REQUIRED WORK -
Below are records to be output exactly, every one of them.
----- DATA SUPPLIED -----
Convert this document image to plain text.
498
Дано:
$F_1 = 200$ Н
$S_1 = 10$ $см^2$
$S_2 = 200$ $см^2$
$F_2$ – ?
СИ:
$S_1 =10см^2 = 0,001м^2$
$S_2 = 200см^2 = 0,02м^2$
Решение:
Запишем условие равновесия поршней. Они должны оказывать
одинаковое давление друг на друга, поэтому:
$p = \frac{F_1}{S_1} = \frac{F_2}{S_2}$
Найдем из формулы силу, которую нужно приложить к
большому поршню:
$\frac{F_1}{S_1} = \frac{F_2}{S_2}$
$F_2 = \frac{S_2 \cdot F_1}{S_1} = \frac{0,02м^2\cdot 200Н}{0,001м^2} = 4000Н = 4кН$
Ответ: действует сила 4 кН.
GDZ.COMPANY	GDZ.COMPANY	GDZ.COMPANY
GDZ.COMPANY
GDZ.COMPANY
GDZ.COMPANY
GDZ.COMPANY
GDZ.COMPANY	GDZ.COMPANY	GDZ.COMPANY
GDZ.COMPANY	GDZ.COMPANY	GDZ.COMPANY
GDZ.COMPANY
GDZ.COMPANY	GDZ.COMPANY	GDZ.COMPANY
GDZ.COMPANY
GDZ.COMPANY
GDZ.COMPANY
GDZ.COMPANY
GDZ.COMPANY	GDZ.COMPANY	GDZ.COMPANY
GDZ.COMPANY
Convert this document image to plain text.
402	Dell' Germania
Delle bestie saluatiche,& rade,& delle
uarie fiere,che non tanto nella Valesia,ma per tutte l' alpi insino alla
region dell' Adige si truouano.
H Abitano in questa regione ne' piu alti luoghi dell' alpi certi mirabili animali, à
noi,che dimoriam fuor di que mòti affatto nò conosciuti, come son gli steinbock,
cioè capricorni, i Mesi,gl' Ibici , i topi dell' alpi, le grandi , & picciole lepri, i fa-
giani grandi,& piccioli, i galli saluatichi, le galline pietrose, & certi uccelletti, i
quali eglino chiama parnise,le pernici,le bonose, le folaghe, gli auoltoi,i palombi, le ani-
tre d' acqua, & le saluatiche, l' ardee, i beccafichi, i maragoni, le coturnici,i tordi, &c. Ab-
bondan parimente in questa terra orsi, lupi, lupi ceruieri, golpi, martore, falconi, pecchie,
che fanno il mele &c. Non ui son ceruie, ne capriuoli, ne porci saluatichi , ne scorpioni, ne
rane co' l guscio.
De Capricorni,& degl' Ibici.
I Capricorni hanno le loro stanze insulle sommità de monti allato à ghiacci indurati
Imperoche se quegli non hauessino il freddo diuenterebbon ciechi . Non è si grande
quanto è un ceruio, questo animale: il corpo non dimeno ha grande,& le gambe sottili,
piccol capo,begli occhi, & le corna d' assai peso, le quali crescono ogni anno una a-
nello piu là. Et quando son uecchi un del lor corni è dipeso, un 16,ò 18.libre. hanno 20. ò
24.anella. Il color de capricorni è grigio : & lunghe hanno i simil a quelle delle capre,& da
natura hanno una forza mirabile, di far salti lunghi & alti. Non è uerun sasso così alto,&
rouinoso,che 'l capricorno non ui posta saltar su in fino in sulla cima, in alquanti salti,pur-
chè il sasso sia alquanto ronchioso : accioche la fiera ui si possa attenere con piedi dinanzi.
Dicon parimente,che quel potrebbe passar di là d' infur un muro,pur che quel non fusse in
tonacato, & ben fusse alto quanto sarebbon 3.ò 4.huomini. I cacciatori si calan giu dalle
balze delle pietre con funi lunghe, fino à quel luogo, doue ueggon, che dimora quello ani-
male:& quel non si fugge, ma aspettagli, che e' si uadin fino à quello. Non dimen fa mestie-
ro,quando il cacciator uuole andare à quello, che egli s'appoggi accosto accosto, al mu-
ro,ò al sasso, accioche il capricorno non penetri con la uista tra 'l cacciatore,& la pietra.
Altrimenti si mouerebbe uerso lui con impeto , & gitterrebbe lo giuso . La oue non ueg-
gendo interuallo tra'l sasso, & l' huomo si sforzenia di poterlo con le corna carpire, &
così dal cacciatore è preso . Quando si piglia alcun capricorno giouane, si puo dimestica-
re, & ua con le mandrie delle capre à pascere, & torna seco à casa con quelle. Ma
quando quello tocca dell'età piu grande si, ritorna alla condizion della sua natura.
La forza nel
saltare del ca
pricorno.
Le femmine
-----
ANSWER TO THE EXERCISE -
Convert this document image to plain text.
498
Дано:
$F_1 = 200$ Н
$S_1 = 10$ $см^2$
$S_2 = 200$ $см^2$
$F_2$ – ?
СИ:
$S_1 =10см^2 = 0,001м^2$
$S_2 = 200см^2 = 0,02м^2$
Решение:
Запишем условие равновесия поршней. Они должны оказывать
одинаковое давление друг на друга, поэтому:
$p = \frac{F_1}{S_1} = \frac{F_2}{S_2}$
Найдем из формулы силу, которую нужно приложить к
большому поршню:
$\frac{F_1}{S_1} = \frac{F_2}{S_2}$
$F_2 = \frac{S_2 \cdot F_1}{S_1} = \frac{0,02м^2\cdot 200Н}{0,001м^2} = 4000Н = 4кН$
Ответ: действует сила 4 кН.
GDZ.COMPANY	GDZ.COMPANY	GDZ.COMPANY
GDZ.COMPANY
GDZ.COMPANY
GDZ.COMPANY
GDZ.COMPANY
GDZ.COMPANY	GDZ.COMPANY	GDZ.COMPANY
GDZ.COMPANY	GDZ.COMPANY	GDZ.COMPANY
GDZ.COMPANY
GDZ.COMPANY	GDZ.COMPANY	GDZ.COMPANY
GDZ.COMPANY
GDZ.COMPANY
GDZ.COMPANY
GDZ.COMPANY
GDZ.COMPANY	GDZ.COMPANY	GDZ.COMPANY
GDZ.COMPANY
Convert this document image to plain text.
402	Dell' Germania
Delle bestie saluatiche,& rade,& delle
uarie fiere,che non tanto nella Valesia,ma per tutte l' alpi insino alla
region dell' Adige si truouano.
H Abitano in questa regione ne' piu alti luoghi dell' alpi certi mirabili animali, à
noi,che dimoriam fuor di que mòti affatto nò conosciuti, come son gli steinbock,
cioè capricorni, i Mesi,gl' Ibici , i topi dell' alpi, le grandi , & picciole lepri, i fa-
giani grandi,& piccioli, i galli saluatichi, le galline pietrose, & certi uccelletti, i
quali eglino chiama parnise,le pernici,le bonose, le folaghe, gli auoltoi,i palombi, le ani-
tre d' acqua, & le saluatiche, l' ardee, i beccafichi, i maragoni, le coturnici,i tordi, &c. Ab-
bondan parimente in questa terra orsi, lupi, lupi ceruieri, golpi, martore, falconi, pecchie,
che fanno il mele &c. Non ui son ceruie, ne capriuoli, ne porci saluatichi , ne scorpioni, ne
rane co' l guscio.
De Capricorni,& degl' Ibici.
I Capricorni hanno le loro stanze insulle sommità de monti allato à ghiacci indurati
Imperoche se quegli non hauessino il freddo diuenterebbon ciechi . Non è si grande
quanto è un ceruio, questo animale: il corpo non dimeno ha grande,& le gambe sottili,
piccol capo,begli occhi, & le corna d' assai peso, le quali crescono ogni anno una a-
nello piu là. Et quando son uecchi un del lor corni è dipeso, un 16,ò 18.libre. hanno 20. ò
24.anella. Il color de capricorni è grigio : & lunghe hanno i simil a quelle delle capre,& da
natura hanno una forza mirabile, di far salti lunghi & alti. Non è uerun sasso così alto,&
rouinoso,che 'l capricorno non ui posta saltar su in fino in sulla cima, in alquanti salti,pur-
chè il sasso sia alquanto ronchioso : accioche la fiera ui si possa attenere con piedi dinanzi.
Dicon parimente,che quel potrebbe passar di là d' infur un muro,pur che quel non fusse in
tonacato, & ben fusse alto quanto sarebbon 3.ò 4.huomini. I cacciatori si calan giu dalle
balze delle pietre con funi lunghe, fino à quel luogo, doue ueggon, che dimora quello ani-
male:& quel non si fugge, ma aspettagli, che e' si uadin fino à quello. Non dimen fa mestie-
ro,quando il cacciator uuole andare à quello, che egli s'appoggi accosto accosto, al mu-
ro,ò al sasso, accioche il capricorno non penetri con la uista tra 'l cacciatore,& la pietra.
Altrimenti si mouerebbe uerso lui con impeto , & gitterrebbe lo giuso . La oue non ueg-
gendo interuallo tra'l sasso, & l' huomo si sforzenia di poterlo con le corna carpire, &
così dal cacciatore è preso . Quando si piglia alcun capricorno giouane, si puo dimestica-
re, & ua con le mandrie delle capre à pascere, & torna seco à casa con quelle. Ma
quando quello tocca dell'età piu grande si, ritorna alla condizion della sua natura.
La forza nel
saltare del ca
pricorno.
Le femmine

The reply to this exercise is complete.